## Exercise aim
Copy every record below exactly.

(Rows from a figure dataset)
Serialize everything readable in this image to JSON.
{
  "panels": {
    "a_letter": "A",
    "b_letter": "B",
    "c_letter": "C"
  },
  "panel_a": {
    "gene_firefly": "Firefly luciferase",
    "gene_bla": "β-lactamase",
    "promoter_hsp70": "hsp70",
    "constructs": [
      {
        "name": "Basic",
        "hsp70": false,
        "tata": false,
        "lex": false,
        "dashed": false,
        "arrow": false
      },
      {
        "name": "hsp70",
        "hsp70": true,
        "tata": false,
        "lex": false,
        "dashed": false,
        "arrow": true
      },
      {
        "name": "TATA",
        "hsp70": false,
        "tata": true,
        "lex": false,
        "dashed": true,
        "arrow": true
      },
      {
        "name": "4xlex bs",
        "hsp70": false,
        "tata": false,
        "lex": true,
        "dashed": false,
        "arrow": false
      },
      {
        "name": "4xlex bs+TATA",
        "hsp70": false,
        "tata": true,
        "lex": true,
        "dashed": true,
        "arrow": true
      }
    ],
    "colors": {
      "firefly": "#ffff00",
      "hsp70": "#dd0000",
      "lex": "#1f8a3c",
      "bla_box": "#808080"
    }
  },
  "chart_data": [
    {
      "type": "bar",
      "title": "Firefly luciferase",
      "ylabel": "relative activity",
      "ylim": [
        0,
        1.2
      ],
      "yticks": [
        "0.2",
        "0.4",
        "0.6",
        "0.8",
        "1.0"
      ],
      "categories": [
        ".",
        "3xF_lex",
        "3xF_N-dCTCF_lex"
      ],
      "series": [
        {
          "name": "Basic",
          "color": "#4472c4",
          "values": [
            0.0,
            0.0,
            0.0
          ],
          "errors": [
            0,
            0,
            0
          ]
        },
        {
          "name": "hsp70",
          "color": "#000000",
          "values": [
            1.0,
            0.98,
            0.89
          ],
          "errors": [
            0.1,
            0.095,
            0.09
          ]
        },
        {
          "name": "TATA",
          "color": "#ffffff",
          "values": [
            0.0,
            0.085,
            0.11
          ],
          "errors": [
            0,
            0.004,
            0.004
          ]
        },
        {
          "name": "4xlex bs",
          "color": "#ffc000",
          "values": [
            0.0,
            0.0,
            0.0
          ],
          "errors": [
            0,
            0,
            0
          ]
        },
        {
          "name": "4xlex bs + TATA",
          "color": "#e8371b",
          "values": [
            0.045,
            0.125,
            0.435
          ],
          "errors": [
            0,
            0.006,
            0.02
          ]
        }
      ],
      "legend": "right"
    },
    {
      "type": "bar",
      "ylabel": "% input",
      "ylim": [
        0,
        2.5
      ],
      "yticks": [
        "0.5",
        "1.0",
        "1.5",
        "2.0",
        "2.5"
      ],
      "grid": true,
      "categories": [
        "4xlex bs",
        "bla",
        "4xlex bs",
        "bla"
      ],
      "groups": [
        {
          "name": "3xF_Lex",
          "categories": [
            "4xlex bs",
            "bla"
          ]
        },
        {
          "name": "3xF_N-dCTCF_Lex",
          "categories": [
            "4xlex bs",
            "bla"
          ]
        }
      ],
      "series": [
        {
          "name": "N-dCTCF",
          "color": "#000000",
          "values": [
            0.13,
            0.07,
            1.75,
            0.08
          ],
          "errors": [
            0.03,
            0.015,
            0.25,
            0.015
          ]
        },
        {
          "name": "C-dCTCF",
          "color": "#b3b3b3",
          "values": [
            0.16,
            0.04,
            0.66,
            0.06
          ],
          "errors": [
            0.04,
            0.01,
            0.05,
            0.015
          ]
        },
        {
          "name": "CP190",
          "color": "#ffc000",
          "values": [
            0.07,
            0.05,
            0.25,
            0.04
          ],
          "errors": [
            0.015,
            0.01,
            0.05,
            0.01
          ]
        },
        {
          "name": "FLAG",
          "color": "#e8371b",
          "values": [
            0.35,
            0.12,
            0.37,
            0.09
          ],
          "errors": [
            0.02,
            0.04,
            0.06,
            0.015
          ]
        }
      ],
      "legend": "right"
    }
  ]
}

## Result of the exercise
Serialize everything readable in this image to JSON.
{
  "panels": {
    "a_letter": "A",
    "b_letter": "B",
    "c_letter": "C"
  },
  "panel_a": {
    "gene_firefly": "Firefly luciferase",
    "gene_bla": "β-lactamase",
    "promoter_hsp70": "hsp70",
    "constructs": [
      {
        "name": "Basic",
        "hsp70": false,
        "tata": false,
        "lex": false,
        "dashed": false,
        "arrow": false
      },
      {
        "name": "hsp70",
        "hsp70": true,
        "tata": false,
        "lex": false,
        "dashed": false,
        "arrow": true
      },
      {
        "name": "TATA",
        "hsp70": false,
        "tata": true,
        "lex": false,
        "dashed": true,
        "arrow": true
      },
      {
        "name": "4xlex bs",
        "hsp70": false,
        "tata": false,
        "lex": true,
        "dashed": false,
        "arrow": false
      },
      {
        "name": "4xlex bs+TATA",
        "hsp70": false,
        "tata": true,
        "lex": true,
        "dashed": true,
        "arrow": true
      }
    ],
    "colors": {
      "firefly": "#ffff00",
      "hsp70": "#dd0000",
      "lex": "#1f8a3c",
      "bla_box": "#808080"
    }
  },
  "chart_data": [
    {
      "type": "bar",
      "title": "Firefly luciferase",
      "ylabel": "relative activity",
      "ylim": [
        0,
        1.2
      ],
      "yticks": [
        "0.2",
        "0.4",
        "0.6",
        "0.8",
        "1.0"
      ],
      "categories": [
        ".",
        "3xF_lex",
        "3xF_N-dCTCF_lex"
      ],
      "series": [
        {
          "name": "Basic",
          "color": "#4472c4",
          "values": [
            0.0,
            0.0,
            0.0
          ],
          "errors": [
            0,
            0,
            0
          ]
        },
        {
          "name": "hsp70",
          "color": "#000000",
          "values": [
            1.0,
            0.98,
            0.89
          ],
          "errors": [
            0.1,
            0.095,
            0.09
          ]
        },
        {
          "name": "TATA",
          "color": "#ffffff",
          "values": [
            0.0,
            0.085,
            0.11
          ],
          "errors": [
            0,
            0.004,
            0.004
          ]
        },
        {
          "name": "4xlex bs",
          "color": "#ffc000",
          "values": [
            0.0,
            0.0,
            0.0
          ],
          "errors": [
            0,
            0,
            0
          ]
        },
        {
          "name": "4xlex bs + TATA",
          "color": "#e8371b",
          "values": [
            0.045,
            0.125,
            0.435
          ],
          "errors": [
            0,
            0.006,
            0.02
          ]
        }
      ],
      "legend": "right"
    },
    {
      "type": "bar",
      "ylabel": "% input",
      "ylim": [
        0,
        2.5
      ],
      "yticks": [
        "0.5",
        "1.0",
        "1.5",
        "2.0",
        "2.5"
      ],
      "grid": true,
      "categories": [
        "4xlex bs",
        "bla",
        "4xlex bs",
        "bla"
      ],
      "groups": [
        {
          "name": "3xF_Lex",
          "categories": [
            "4xlex bs",
            "bla"
          ]
        },
        {
          "name": "3xF_N-dCTCF_Lex",
          "categories": [
            "4xlex bs",
            "bla"
          ]
        }
      ],
      "series": [
        {
          "name": "N-dCTCF",
          "color": "#000000",
          "values": [
            0.13,
            0.07,
            1.75,
            0.08
          ],
          "errors": [
            0.03,
            0.015,
            0.25,
            0.015
          ]
        },
        {
          "name": "C-dCTCF",
          "color": "#b3b3b3",
          "values": [
            0.16,
            0.04,
            0.66,
            0.06
          ],
          "errors": [
            0.04,
            0.01,
            0.05,
            0.015
          ]
        },
        {
          "name": "CP190",
          "color": "#ffc000",
          "values": [
            0.07,
            0.05,
            0.25,
            0.04
          ],
          "errors": [
            0.015,
            0.01,
            0.05,
            0.01
          ]
        },
        {
          "name": "FLAG",
          "color": "#e8371b",
          "values": [
            0.35,
            0.12,
            0.37,
            0.09
          ],
          "errors": [
            0.02,
            0.04,
            0.06,
            0.015
          ]
        }
      ],
      "legend": "right"
    }
  ]
}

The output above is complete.